▸ **YOUR INSTRUCTIONS**:
Output each entry exactly; skip nothing.

▸ **MATERIAL FOR THIS EXERCISE**:
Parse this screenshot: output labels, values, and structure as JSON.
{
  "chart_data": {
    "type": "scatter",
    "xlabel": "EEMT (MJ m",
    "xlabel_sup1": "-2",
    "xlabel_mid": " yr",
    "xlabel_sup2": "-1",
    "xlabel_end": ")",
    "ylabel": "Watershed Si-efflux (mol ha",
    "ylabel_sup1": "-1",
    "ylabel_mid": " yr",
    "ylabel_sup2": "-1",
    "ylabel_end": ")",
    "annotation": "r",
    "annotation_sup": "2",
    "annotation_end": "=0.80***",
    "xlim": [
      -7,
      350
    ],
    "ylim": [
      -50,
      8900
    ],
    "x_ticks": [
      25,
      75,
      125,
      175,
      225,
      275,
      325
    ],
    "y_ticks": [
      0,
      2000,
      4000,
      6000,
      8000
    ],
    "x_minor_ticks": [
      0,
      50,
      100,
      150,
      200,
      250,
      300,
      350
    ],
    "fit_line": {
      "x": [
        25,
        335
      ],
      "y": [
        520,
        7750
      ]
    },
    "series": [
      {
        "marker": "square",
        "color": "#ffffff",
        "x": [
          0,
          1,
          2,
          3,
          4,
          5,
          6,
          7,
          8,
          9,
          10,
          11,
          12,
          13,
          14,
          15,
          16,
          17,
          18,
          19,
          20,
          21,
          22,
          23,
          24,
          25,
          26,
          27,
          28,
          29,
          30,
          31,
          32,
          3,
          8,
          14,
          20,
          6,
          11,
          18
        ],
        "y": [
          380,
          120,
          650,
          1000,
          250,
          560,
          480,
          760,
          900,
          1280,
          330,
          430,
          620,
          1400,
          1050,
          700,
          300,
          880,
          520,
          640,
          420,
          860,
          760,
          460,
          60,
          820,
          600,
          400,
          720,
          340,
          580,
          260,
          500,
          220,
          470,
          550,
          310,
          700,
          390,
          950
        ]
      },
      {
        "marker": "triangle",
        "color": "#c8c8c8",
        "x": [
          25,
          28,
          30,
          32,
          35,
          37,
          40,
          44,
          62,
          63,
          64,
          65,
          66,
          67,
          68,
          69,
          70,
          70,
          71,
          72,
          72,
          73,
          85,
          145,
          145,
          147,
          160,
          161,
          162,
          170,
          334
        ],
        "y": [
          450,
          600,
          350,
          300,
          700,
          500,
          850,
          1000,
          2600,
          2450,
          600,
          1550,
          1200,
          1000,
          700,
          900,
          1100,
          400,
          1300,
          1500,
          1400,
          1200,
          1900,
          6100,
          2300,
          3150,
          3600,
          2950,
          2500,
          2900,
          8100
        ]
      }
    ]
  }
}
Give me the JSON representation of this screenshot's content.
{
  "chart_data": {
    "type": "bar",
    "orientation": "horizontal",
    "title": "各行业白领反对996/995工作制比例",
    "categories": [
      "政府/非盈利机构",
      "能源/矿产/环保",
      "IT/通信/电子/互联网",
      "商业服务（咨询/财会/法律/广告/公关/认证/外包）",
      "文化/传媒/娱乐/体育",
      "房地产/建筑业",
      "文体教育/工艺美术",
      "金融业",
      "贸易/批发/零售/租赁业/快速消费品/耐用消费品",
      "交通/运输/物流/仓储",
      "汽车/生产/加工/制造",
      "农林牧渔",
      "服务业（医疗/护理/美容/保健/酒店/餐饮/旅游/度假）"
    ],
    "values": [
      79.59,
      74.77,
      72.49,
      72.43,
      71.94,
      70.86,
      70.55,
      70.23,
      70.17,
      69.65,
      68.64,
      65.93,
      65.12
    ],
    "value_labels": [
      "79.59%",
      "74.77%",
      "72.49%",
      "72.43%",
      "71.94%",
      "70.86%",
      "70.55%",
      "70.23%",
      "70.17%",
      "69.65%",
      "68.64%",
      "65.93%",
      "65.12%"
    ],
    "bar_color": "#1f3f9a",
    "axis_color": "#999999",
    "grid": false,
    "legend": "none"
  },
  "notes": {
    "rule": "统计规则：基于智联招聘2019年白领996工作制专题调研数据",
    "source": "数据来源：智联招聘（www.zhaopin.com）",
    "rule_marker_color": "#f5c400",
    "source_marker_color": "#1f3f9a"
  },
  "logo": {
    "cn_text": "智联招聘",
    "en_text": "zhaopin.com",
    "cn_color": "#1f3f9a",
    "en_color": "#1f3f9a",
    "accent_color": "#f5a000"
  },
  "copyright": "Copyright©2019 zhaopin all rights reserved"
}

▸ **ANSWER TO THE EXERCISE**:
Parse this screenshot: output labels, values, and structure as JSON.
{
  "chart_data": {
    "type": "scatter",
    "xlabel": "EEMT (MJ m",
    "xlabel_sup1": "-2",
    "xlabel_mid": " yr",
    "xlabel_sup2": "-1",
    "xlabel_end": ")",
    "ylabel": "Watershed Si-efflux (mol ha",
    "ylabel_sup1": "-1",
    "ylabel_mid": " yr",
    "ylabel_sup2": "-1",
    "ylabel_end": ")",
    "annotation": "r",
    "annotation_sup": "2",
    "annotation_end": "=0.80***",
    "xlim": [
      -7,
      350
    ],
    "ylim": [
      -50,
      8900
    ],
    "x_ticks": [
      25,
      75,
      125,
      175,
      225,
      275,
      325
    ],
    "y_ticks": [
      0,
      2000,
      4000,
      6000,
      8000
    ],
    "x_minor_ticks": [
      0,
      50,
      100,
      150,
      200,
      250,
      300,
      350
    ],
    "fit_line": {
      "x": [
        25,
        335
      ],
      "y": [
        520,
        7750
      ]
    },
    "series": [
      {
        "marker": "square",
        "color": "#ffffff",
        "x": [
          0,
          1,
          2,
          3,
          4,
          5,
          6,
          7,
          8,
          9,
          10,
          11,
          12,
          13,
          14,
          15,
          16,
          17,
          18,
          19,
          20,
          21,
          22,
          23,
          24,
          25,
          26,
          27,
          28,
          29,
          30,
          31,
          32,
          3,
          8,
          14,
          20,
          6,
          11,
          18
        ],
        "y": [
          380,
          120,
          650,
          1000,
          250,
          560,
          480,
          760,
          900,
          1280,
          330,
          430,
          620,
          1400,
          1050,
          700,
          300,
          880,
          520,
          640,
          420,
          860,
          760,
          460,
          60,
          820,
          600,
          400,
          720,
          340,
          580,
          260,
          500,
          220,
          470,
          550,
          310,
          700,
          390,
          950
        ]
      },
      {
        "marker": "triangle",
        "color": "#c8c8c8",
        "x": [
          25,
          28,
          30,
          32,
          35,
          37,
          40,
          44,
          62,
          63,
          64,
          65,
          66,
          67,
          68,
          69,
          70,
          70,
          71,
          72,
          72,
          73,
          85,
          145,
          145,
          147,
          160,
          161,
          162,
          170,
          334
        ],
        "y": [
          450,
          600,
          350,
          300,
          700,
          500,
          850,
          1000,
          2600,
          2450,
          600,
          1550,
          1200,
          1000,
          700,
          900,
          1100,
          400,
          1300,
          1500,
          1400,
          1200,
          1900,
          6100,
          2300,
          3150,
          3600,
          2950,
          2500,
          2900,
          8100
        ]
      }
    ]
  }
}
Give me the JSON representation of this screenshot's content.
{
  "chart_data": {
    "type": "bar",
    "orientation": "horizontal",
    "title": "各行业白领反对996/995工作制比例",
    "categories": [
      "政府/非盈利机构",
      "能源/矿产/环保",
      "IT/通信/电子/互联网",
      "商业服务（咨询/财会/法律/广告/公关/认证/外包）",
      "文化/传媒/娱乐/体育",
      "房地产/建筑业",
      "文体教育/工艺美术",
      "金融业",
      "贸易/批发/零售/租赁业/快速消费品/耐用消费品",
      "交通/运输/物流/仓储",
      "汽车/生产/加工/制造",
      "农林牧渔",
      "服务业（医疗/护理/美容/保健/酒店/餐饮/旅游/度假）"
    ],
    "values": [
      79.59,
      74.77,
      72.49,
      72.43,
      71.94,
      70.86,
      70.55,
      70.23,
      70.17,
      69.65,
      68.64,
      65.93,
      65.12
    ],
    "value_labels": [
      "79.59%",
      "74.77%",
      "72.49%",
      "72.43%",
      "71.94%",
      "70.86%",
      "70.55%",
      "70.23%",
      "70.17%",
      "69.65%",
      "68.64%",
      "65.93%",
      "65.12%"
    ],
    "bar_color": "#1f3f9a",
    "axis_color": "#999999",
    "grid": false,
    "legend": "none"
  },
  "notes": {
    "rule": "统计规则：基于智联招聘2019年白领996工作制专题调研数据",
    "source": "数据来源：智联招聘（www.zhaopin.com）",
    "rule_marker_color": "#f5c400",
    "source_marker_color": "#1f3f9a"
  },
  "logo": {
    "cn_text": "智联招聘",
    "en_text": "zhaopin.com",
    "cn_color": "#1f3f9a",
    "en_color": "#1f3f9a",
    "accent_color": "#f5a000"
  },
  "copyright": "Copyright©2019 zhaopin all rights reserved"
}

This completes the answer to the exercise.